**YOUR INSTRUCTIONS**
Find the string "milliers" in the records. Copy every line it appears in.
Start of PROVIDED INFORMATION
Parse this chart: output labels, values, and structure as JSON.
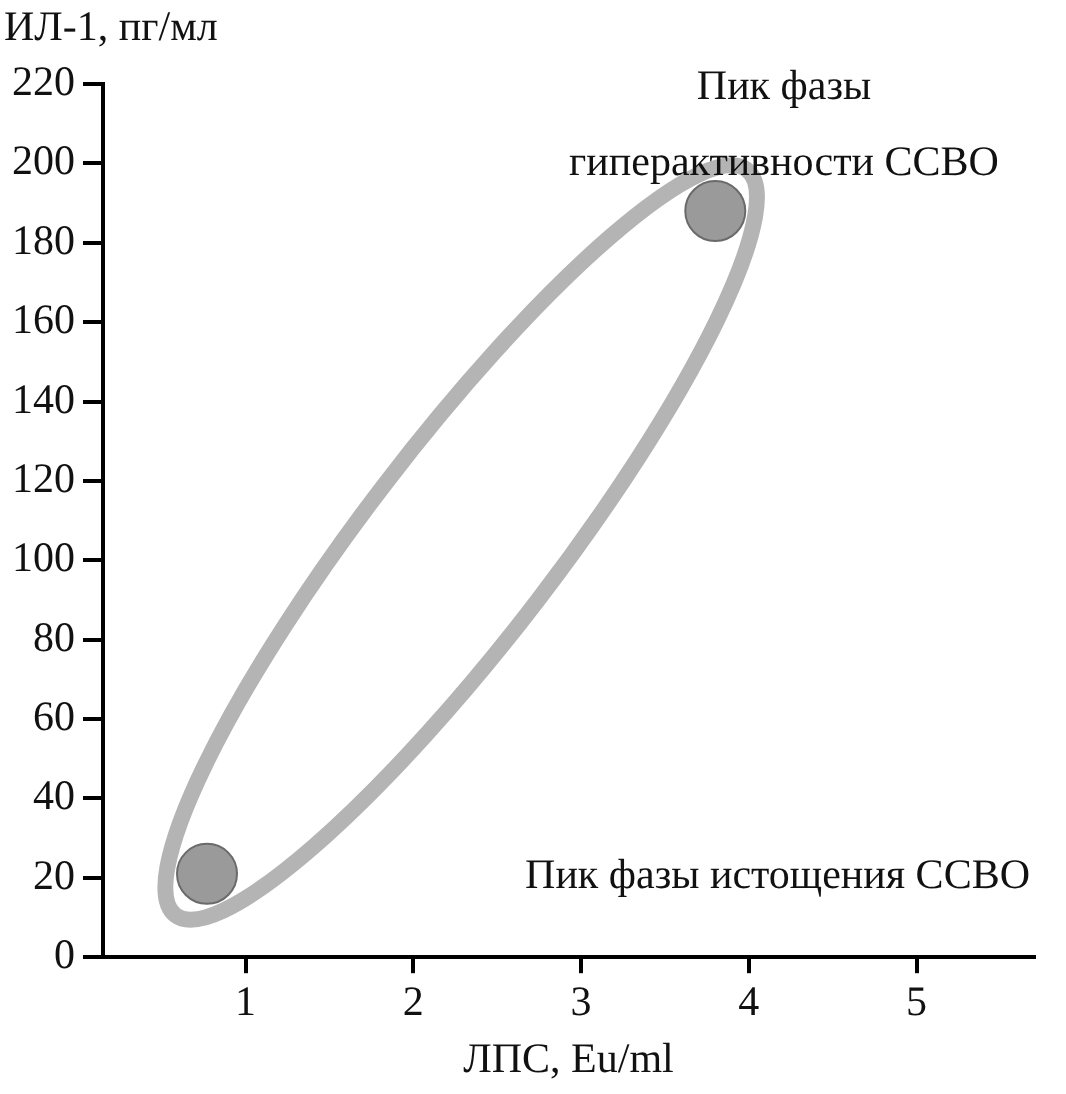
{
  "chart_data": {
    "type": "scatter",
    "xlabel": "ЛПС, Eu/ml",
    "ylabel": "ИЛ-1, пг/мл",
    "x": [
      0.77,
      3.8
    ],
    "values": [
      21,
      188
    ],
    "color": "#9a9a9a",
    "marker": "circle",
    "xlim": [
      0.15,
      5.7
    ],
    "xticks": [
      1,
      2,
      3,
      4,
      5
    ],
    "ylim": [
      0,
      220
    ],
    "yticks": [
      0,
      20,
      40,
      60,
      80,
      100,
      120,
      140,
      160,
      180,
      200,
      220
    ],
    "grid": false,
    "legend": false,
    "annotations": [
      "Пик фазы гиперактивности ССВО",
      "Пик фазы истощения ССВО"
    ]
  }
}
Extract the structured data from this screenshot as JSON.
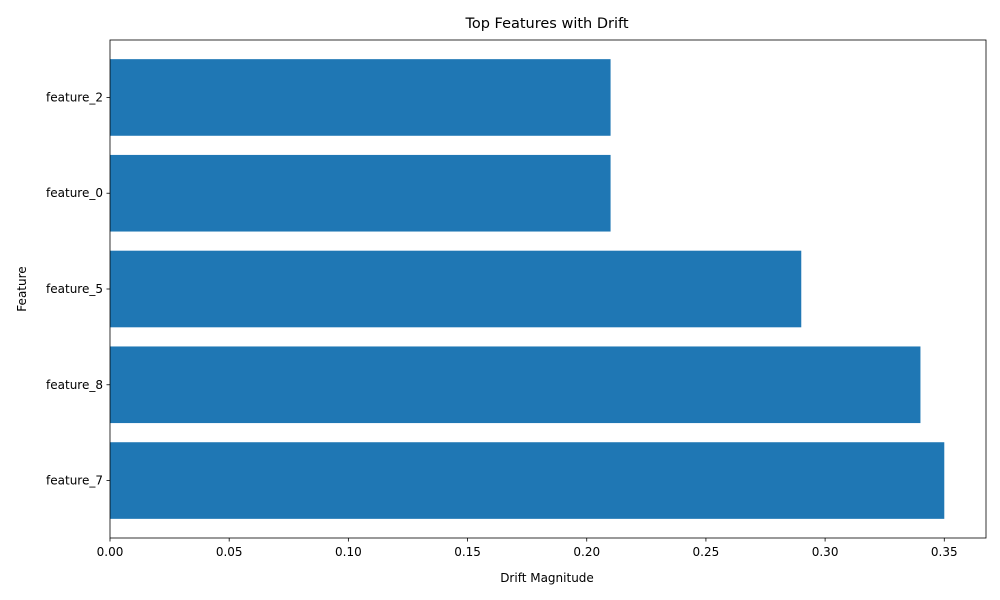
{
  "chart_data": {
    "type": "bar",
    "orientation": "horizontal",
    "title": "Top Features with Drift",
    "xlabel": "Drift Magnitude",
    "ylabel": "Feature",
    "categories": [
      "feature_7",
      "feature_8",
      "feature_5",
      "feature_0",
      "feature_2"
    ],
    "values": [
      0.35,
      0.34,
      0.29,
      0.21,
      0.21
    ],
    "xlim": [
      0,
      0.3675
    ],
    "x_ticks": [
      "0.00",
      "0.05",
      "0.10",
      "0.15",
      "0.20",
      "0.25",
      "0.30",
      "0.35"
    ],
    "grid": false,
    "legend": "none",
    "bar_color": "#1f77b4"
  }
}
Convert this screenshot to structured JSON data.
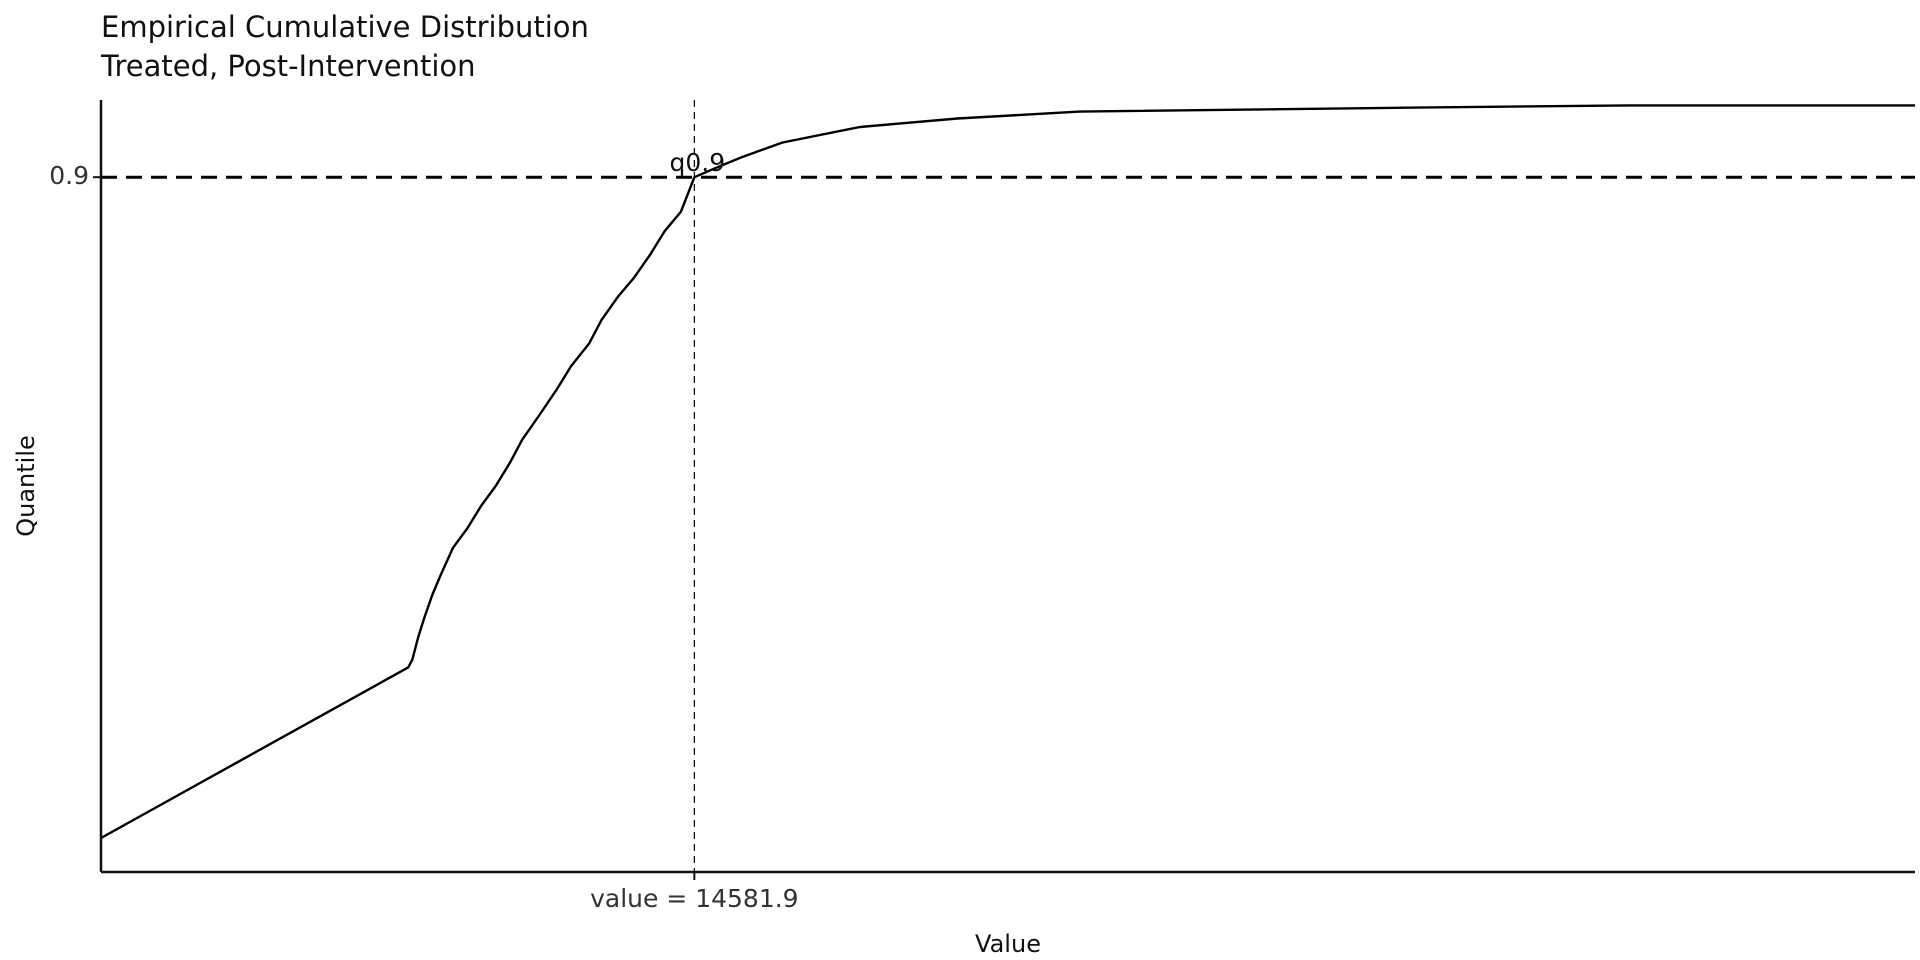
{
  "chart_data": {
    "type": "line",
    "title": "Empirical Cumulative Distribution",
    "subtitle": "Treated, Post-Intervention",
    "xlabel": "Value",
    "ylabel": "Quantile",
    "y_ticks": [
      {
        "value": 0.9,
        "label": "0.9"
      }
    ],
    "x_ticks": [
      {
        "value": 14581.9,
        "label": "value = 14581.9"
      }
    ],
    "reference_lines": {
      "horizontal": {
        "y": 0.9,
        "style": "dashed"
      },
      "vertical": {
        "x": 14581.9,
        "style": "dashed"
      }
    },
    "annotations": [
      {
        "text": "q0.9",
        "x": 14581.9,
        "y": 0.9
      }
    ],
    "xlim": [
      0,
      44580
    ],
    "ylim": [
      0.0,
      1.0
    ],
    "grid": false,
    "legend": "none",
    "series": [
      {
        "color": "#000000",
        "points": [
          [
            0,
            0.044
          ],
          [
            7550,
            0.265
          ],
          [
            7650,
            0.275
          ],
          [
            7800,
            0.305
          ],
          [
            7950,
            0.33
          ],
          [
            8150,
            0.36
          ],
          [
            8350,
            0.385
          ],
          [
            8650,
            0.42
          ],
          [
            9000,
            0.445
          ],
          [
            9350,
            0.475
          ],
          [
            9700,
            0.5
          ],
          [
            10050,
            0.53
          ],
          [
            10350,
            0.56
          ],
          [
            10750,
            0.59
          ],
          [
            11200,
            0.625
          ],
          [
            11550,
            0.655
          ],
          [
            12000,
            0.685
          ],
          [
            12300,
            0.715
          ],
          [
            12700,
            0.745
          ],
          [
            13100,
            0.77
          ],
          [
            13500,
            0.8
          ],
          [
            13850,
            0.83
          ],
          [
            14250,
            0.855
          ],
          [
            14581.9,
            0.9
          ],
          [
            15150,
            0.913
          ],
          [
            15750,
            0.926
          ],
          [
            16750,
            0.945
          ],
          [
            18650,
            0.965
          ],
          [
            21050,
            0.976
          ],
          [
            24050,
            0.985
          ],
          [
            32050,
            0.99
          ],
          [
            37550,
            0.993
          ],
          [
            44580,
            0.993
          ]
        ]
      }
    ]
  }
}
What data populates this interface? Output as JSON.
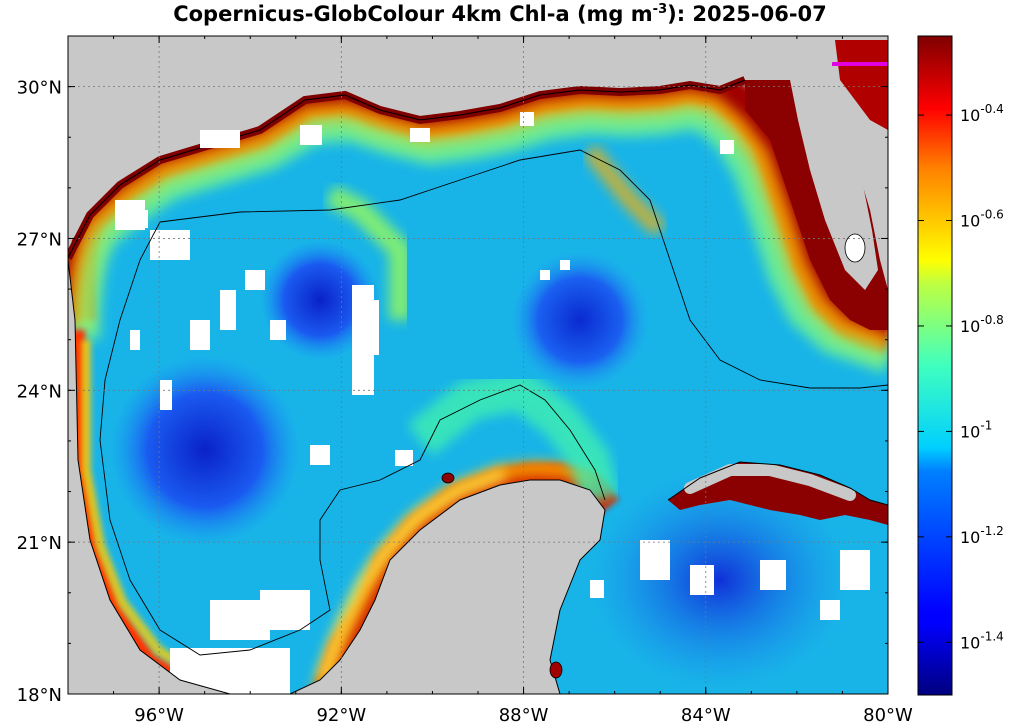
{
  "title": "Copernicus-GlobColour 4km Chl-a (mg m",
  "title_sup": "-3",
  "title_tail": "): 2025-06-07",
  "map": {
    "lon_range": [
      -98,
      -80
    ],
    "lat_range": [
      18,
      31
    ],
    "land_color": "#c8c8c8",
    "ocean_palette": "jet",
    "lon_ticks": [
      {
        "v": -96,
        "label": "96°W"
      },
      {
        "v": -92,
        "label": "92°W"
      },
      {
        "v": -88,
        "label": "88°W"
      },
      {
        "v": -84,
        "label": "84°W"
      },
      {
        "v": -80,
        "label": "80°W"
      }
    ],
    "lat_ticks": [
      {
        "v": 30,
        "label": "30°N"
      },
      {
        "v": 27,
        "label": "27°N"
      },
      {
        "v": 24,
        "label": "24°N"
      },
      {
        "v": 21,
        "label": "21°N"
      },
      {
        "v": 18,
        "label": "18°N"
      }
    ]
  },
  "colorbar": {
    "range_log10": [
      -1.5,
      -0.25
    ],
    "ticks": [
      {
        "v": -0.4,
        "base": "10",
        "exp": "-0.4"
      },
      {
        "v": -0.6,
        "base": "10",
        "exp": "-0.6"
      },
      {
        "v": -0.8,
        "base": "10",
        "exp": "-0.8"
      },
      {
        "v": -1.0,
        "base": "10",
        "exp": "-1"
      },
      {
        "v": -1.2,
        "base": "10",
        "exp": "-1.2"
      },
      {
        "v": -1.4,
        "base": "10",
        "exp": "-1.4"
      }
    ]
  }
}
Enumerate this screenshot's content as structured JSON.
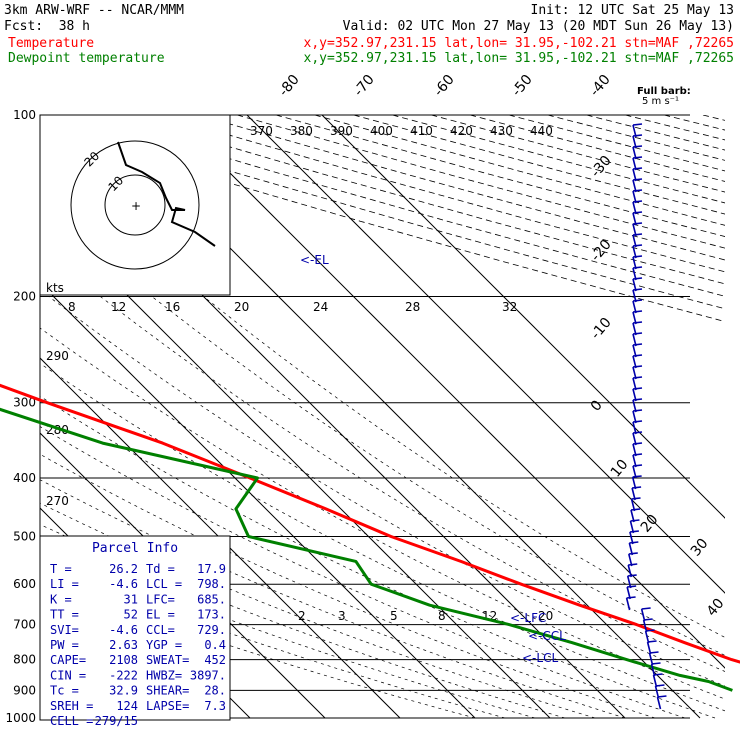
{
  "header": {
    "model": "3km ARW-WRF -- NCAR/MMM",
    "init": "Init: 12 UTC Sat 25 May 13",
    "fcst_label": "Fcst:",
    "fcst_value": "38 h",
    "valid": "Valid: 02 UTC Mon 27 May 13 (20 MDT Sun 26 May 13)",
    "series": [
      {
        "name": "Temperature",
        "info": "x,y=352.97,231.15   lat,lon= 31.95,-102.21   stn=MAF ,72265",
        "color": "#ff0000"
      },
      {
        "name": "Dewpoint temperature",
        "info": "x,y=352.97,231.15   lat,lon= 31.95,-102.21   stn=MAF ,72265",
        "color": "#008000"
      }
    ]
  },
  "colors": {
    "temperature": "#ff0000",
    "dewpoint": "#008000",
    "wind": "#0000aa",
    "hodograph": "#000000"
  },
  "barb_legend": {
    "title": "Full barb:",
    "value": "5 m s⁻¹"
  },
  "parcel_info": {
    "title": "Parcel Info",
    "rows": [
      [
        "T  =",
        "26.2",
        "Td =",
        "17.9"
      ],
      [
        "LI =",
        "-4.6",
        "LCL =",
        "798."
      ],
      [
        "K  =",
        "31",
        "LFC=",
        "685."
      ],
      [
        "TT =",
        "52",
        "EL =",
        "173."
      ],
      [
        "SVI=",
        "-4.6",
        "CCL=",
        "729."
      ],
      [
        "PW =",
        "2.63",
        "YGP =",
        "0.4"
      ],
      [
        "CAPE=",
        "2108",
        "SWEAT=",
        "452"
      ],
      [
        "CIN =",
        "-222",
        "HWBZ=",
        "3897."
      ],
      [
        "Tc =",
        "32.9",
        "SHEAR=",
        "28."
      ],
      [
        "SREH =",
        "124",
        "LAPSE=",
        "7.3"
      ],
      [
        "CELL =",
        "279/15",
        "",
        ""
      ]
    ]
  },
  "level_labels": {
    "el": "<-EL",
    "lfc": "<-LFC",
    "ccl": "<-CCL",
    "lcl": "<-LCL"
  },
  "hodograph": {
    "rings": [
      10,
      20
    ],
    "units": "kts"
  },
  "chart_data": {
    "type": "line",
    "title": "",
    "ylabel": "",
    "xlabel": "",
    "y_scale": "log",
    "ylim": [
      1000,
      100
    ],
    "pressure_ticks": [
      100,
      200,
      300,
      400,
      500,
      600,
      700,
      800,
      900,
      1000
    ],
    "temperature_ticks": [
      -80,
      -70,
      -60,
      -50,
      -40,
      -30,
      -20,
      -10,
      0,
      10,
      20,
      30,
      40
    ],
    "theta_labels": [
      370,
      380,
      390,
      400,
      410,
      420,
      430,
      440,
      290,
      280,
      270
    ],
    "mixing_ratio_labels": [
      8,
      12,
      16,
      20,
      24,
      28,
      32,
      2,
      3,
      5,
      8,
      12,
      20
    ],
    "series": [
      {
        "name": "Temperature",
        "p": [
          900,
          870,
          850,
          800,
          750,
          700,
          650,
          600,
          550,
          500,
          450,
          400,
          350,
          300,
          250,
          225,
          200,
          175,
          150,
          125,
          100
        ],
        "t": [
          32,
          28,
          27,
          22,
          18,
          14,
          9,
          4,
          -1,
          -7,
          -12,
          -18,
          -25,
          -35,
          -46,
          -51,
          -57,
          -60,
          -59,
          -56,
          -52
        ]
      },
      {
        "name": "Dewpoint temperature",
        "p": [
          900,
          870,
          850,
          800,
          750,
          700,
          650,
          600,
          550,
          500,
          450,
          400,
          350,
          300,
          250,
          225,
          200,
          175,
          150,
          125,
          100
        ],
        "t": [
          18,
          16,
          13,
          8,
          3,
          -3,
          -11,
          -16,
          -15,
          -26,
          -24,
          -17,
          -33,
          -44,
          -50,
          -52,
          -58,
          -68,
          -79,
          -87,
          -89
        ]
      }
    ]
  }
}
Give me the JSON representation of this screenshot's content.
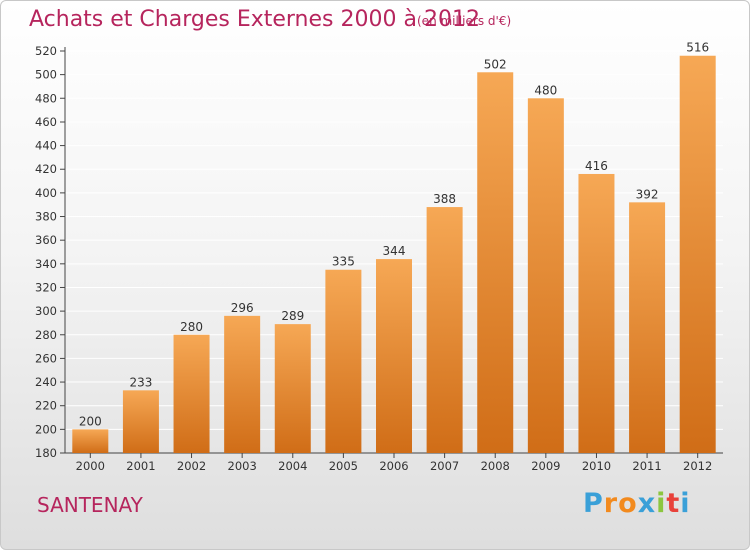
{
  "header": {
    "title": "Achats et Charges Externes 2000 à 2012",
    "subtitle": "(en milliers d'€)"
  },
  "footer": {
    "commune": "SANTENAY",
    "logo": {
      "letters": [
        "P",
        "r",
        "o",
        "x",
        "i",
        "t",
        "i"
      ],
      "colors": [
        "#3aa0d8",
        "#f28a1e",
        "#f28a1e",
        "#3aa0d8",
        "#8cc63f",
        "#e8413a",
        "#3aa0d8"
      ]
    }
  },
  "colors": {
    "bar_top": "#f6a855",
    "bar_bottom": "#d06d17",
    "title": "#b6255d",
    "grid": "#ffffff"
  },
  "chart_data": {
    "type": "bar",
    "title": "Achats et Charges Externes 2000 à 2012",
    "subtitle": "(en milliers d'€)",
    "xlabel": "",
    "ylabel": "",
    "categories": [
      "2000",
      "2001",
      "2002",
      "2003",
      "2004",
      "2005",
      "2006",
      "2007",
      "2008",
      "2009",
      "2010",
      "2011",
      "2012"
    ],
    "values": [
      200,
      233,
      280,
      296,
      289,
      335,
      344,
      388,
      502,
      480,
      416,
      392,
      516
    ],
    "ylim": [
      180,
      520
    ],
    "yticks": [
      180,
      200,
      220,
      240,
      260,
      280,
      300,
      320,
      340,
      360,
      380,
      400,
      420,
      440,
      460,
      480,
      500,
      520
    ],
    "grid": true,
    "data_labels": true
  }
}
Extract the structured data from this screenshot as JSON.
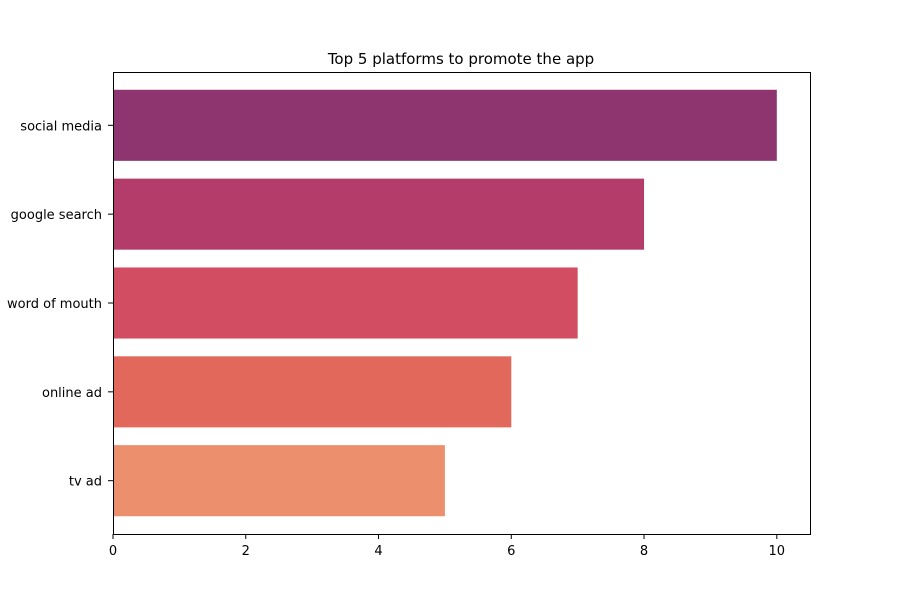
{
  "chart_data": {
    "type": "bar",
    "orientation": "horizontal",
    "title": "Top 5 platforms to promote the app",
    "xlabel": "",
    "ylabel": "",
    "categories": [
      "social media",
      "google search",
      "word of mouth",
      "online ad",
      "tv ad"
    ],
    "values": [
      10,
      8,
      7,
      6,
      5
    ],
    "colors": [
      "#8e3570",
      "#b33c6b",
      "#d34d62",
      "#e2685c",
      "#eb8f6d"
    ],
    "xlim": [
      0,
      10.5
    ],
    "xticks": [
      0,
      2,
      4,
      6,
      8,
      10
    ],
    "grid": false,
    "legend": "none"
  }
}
End of PROVIDED INFORMATION
**RESULT OF THIS TASK**
    "subtitle": "(en milliers d'€)"
    "subtitle": "(en milliers d'€)",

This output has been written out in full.